Task to complete: Give an exact copy of every line, leaving images out.

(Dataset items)
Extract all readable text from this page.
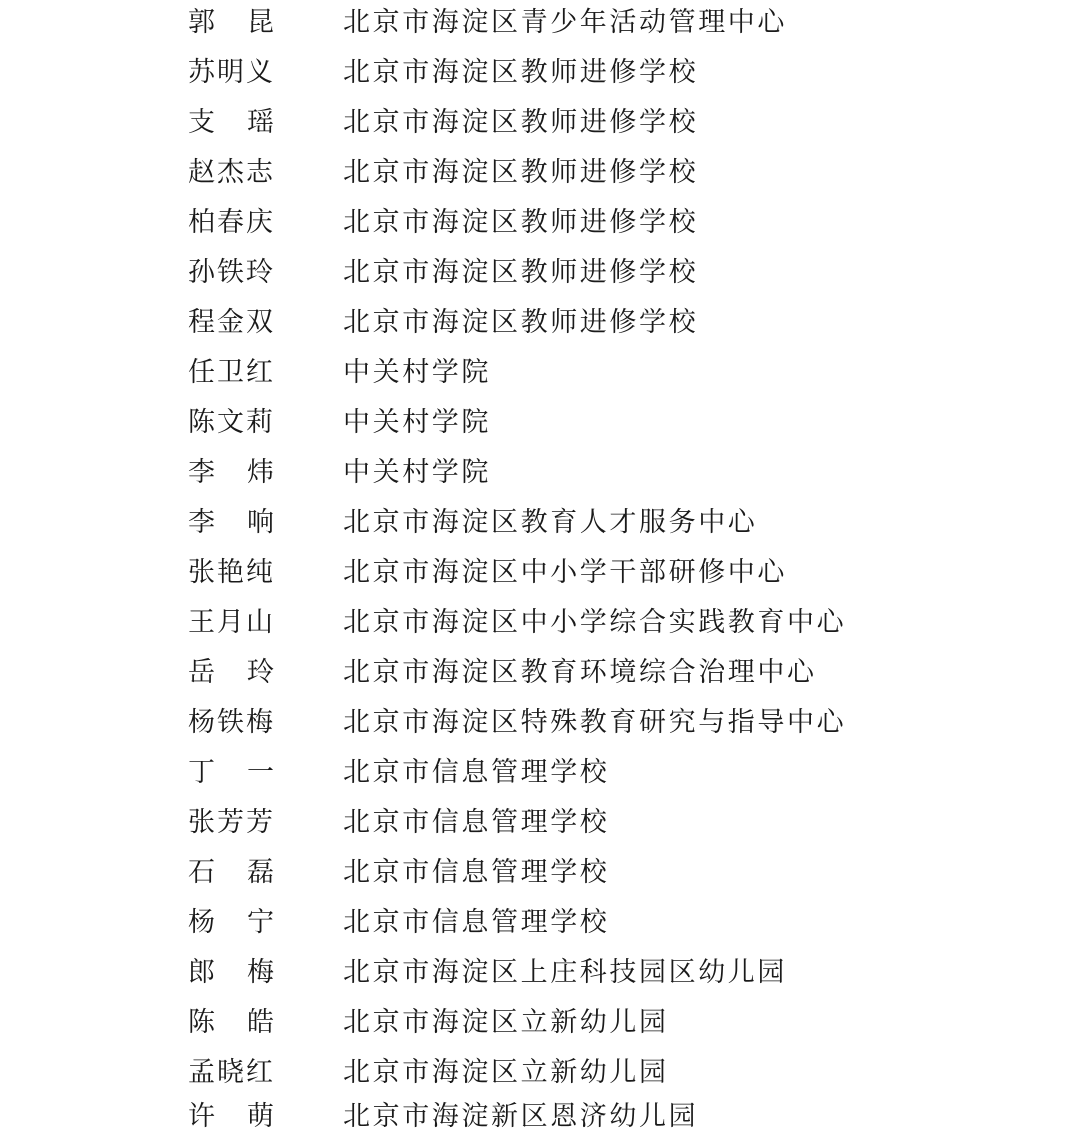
郭 昆	北京市海淀区青少年活动管理中心
苏明义	北京市海淀区教师进修学校
支 瑶	北京市海淀区教师进修学校
赵杰志	北京市海淀区教师进修学校
柏春庆	北京市海淀区教师进修学校
孙铁玲	北京市海淀区教师进修学校
程金双	北京市海淀区教师进修学校
任卫红	中关村学院
陈文莉	中关村学院
李 炜	中关村学院
李 响	北京市海淀区教育人才服务中心
张艳纯	北京市海淀区中小学干部研修中心
王月山	北京市海淀区中小学综合实践教育中心
岳 玲	北京市海淀区教育环境综合治理中心
杨铁梅	北京市海淀区特殊教育研究与指导中心
丁 一	北京市信息管理学校
张芳芳	北京市信息管理学校
石 磊	北京市信息管理学校
杨 宁	北京市信息管理学校
郎 梅	北京市海淀区上庄科技园区幼儿园
陈 皓	北京市海淀区立新幼儿园
孟晓红	北京市海淀区立新幼儿园
许 萌	北京市海淀新区恩济幼儿园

Response to this exercise:
Extract all readable text from this page.
郭 昆	北京市海淀区青少年活动管理中心
苏明义	北京市海淀区教师进修学校
支 瑶	北京市海淀区教师进修学校
赵杰志	北京市海淀区教师进修学校
柏春庆	北京市海淀区教师进修学校
孙铁玲	北京市海淀区教师进修学校
程金双	北京市海淀区教师进修学校
任卫红	中关村学院
陈文莉	中关村学院
李 炜	中关村学院
李 响	北京市海淀区教育人才服务中心
张艳纯	北京市海淀区中小学干部研修中心
王月山	北京市海淀区中小学综合实践教育中心
岳 玲	北京市海淀区教育环境综合治理中心
杨铁梅	北京市海淀区特殊教育研究与指导中心
丁 一	北京市信息管理学校
张芳芳	北京市信息管理学校
石 磊	北京市信息管理学校
杨 宁	北京市信息管理学校
郎 梅	北京市海淀区上庄科技园区幼儿园
陈 皓	北京市海淀区立新幼儿园
孟晓红	北京市海淀区立新幼儿园
许 萌	北京市海淀新区恩济幼儿园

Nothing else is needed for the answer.